▶ Objective:
Lines containing the string "Zinostatin" are to be collected in full.

▶ Input material:
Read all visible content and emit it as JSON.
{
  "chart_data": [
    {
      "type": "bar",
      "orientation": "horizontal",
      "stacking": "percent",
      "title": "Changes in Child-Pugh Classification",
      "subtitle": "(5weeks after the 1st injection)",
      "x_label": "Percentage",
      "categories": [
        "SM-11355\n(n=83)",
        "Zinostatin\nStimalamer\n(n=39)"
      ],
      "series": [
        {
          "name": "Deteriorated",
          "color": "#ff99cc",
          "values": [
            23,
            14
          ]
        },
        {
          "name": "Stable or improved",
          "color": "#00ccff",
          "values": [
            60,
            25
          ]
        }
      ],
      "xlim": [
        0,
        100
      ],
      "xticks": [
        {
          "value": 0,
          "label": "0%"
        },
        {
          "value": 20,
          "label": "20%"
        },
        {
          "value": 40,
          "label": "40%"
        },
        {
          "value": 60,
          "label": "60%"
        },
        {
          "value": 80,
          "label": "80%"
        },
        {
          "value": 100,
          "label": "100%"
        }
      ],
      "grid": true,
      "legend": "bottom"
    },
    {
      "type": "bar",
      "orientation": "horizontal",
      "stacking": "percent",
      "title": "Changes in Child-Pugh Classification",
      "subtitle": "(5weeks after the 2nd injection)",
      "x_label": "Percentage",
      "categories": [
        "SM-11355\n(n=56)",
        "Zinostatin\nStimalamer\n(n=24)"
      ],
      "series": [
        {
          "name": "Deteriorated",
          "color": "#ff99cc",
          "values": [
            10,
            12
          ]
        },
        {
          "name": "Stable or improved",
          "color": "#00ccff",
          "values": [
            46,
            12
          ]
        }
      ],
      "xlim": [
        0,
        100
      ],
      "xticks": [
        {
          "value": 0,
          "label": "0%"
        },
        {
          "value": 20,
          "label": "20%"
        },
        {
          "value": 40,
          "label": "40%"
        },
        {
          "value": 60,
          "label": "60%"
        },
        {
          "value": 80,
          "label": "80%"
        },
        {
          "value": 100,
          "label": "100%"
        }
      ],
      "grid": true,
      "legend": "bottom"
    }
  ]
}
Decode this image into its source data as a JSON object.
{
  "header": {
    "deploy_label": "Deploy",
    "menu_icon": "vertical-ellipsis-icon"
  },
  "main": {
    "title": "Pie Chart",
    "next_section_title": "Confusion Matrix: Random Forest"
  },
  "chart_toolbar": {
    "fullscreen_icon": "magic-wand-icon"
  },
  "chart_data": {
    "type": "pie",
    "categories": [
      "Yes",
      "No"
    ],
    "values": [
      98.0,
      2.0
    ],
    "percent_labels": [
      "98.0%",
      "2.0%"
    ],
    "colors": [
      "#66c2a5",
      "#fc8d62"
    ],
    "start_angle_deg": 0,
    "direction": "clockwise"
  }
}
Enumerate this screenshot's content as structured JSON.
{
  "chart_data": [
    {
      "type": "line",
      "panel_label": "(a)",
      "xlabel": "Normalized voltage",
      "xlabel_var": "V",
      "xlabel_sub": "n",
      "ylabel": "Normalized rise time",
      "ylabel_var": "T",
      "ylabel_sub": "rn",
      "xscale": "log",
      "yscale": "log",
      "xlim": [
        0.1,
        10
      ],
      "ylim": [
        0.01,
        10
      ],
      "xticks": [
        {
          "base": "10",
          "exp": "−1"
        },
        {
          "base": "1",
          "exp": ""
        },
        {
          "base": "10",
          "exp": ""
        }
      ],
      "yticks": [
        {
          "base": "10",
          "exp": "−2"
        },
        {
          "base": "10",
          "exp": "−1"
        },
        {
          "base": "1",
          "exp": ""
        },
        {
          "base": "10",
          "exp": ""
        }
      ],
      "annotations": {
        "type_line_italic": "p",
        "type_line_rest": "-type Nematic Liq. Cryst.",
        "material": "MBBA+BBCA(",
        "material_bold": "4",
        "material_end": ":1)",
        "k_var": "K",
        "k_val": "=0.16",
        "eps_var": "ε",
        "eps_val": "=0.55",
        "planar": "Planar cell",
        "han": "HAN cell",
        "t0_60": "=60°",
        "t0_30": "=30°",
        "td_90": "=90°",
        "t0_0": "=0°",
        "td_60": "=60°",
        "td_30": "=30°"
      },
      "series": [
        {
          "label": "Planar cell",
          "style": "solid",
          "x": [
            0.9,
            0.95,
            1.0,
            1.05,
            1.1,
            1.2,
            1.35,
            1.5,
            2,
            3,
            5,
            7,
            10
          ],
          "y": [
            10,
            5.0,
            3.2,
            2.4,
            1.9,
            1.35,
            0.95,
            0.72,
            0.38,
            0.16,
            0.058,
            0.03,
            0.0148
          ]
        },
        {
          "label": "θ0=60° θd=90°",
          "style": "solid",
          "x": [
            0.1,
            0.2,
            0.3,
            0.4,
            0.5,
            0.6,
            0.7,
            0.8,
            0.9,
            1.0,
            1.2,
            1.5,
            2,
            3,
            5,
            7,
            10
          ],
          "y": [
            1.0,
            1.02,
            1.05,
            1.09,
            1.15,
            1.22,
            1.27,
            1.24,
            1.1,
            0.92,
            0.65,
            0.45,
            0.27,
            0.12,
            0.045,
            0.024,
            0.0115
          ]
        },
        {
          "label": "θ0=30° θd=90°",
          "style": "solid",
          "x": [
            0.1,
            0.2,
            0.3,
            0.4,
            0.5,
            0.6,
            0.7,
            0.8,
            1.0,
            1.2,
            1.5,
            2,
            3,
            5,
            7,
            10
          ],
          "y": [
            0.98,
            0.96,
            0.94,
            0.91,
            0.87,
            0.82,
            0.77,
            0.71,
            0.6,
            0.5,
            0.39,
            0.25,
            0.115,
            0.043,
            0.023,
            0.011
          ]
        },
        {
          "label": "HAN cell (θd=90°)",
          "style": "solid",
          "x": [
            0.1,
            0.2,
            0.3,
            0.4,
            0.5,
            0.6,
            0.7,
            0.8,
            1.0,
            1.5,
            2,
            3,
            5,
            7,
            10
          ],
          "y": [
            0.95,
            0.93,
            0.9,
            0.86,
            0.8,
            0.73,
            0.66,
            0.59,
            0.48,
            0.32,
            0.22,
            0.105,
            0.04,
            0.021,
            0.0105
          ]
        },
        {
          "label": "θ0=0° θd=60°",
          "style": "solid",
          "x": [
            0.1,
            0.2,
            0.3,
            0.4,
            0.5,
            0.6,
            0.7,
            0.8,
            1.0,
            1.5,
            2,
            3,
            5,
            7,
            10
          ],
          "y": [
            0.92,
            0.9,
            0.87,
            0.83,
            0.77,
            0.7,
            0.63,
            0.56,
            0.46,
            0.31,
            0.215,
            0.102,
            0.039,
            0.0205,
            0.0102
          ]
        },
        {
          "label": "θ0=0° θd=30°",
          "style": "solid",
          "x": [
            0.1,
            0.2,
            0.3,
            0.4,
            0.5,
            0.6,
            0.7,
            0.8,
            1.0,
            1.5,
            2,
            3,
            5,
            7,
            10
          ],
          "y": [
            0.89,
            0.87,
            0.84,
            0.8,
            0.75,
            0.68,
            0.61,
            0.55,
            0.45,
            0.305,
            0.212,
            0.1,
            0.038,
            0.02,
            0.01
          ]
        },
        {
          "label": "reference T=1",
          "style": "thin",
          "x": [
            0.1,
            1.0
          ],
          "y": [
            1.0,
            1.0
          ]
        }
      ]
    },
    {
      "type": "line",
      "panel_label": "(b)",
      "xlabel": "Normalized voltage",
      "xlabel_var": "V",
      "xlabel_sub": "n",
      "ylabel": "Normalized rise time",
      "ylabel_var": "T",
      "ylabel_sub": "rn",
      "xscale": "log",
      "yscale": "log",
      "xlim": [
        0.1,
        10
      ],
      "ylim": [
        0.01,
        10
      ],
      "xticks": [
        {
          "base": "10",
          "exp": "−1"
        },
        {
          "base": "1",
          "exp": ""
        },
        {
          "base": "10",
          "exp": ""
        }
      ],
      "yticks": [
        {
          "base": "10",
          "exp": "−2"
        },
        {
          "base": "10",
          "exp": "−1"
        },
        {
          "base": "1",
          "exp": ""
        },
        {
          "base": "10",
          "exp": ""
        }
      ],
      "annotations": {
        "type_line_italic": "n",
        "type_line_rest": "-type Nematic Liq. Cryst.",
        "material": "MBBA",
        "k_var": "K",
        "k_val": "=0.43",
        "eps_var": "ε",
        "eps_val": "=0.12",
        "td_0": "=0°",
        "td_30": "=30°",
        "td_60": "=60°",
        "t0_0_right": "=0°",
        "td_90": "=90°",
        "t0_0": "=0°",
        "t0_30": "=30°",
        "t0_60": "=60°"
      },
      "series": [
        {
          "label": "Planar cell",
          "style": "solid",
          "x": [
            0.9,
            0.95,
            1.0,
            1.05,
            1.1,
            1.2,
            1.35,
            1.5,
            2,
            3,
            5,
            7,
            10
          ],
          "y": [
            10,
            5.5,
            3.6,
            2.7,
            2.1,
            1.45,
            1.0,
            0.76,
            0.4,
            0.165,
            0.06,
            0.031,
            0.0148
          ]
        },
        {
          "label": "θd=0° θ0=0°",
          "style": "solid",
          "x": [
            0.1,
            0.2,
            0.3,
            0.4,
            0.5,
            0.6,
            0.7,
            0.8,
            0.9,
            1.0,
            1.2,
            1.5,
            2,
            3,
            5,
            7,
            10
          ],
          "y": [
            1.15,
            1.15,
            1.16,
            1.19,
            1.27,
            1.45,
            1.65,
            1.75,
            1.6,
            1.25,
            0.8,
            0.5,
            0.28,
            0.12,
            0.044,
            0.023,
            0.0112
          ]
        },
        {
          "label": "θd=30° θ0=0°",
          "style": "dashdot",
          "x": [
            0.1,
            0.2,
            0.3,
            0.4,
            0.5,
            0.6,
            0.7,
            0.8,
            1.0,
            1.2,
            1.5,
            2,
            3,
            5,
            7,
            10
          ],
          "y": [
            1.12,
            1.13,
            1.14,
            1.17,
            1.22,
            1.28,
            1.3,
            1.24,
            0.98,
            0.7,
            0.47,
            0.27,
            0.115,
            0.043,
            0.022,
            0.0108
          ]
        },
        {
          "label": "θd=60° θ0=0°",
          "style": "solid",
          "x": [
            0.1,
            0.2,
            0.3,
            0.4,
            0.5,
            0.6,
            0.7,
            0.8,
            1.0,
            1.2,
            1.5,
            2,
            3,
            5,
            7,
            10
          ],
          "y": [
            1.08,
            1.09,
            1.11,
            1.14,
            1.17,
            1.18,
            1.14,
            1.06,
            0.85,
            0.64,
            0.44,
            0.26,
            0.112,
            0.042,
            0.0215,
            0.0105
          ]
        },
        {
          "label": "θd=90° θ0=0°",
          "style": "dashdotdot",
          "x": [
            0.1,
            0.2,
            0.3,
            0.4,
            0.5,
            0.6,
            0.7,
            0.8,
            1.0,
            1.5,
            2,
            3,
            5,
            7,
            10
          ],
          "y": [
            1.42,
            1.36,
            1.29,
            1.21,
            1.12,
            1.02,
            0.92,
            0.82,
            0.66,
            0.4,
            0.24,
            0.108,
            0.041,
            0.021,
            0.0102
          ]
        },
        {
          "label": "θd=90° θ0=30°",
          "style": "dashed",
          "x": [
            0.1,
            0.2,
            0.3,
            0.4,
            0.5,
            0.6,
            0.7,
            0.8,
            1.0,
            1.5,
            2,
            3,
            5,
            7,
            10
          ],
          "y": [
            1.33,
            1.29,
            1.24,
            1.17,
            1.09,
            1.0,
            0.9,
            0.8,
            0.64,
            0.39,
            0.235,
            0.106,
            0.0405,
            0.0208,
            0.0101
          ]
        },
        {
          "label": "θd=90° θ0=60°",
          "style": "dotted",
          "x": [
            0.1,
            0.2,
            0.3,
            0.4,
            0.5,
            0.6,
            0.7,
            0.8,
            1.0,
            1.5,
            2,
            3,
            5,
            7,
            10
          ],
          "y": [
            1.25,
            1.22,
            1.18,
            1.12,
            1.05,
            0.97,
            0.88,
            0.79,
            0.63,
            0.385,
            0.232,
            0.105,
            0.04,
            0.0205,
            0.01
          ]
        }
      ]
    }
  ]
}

▶ Solved problem:
        "Zinostatin\nStimalamer\n(n=39)"
        "Zinostatin\nStimalamer\n(n=24)"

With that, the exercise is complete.